#### To do:
In the listing below, count the lines containing the string "чрез" and state only the number.

#### Input material:
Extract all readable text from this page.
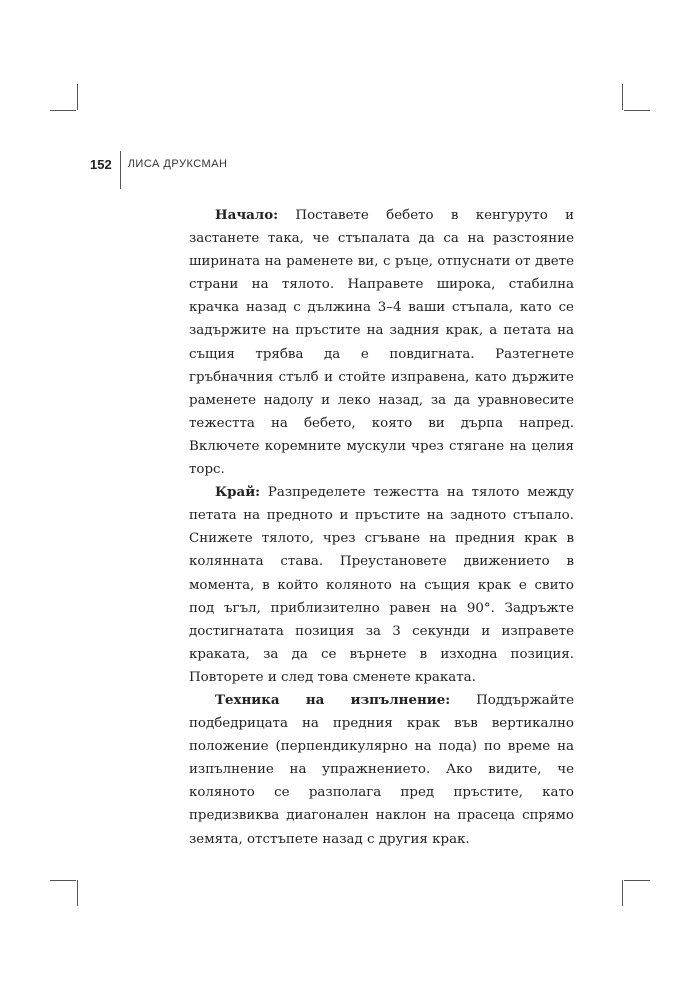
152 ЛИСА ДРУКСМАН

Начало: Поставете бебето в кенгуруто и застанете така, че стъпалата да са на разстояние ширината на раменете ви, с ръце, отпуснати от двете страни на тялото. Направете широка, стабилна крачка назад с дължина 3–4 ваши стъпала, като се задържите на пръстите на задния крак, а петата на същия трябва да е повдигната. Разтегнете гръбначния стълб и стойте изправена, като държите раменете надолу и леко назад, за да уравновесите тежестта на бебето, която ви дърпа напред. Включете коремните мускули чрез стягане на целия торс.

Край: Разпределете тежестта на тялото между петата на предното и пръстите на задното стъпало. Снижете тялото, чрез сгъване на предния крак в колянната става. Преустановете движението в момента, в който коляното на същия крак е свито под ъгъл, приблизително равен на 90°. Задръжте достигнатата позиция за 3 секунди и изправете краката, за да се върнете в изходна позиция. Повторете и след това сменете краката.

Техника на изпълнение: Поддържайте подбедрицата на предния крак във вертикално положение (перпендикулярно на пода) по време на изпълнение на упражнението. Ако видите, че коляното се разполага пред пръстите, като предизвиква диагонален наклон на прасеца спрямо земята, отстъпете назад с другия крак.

#### Solution to this task:
2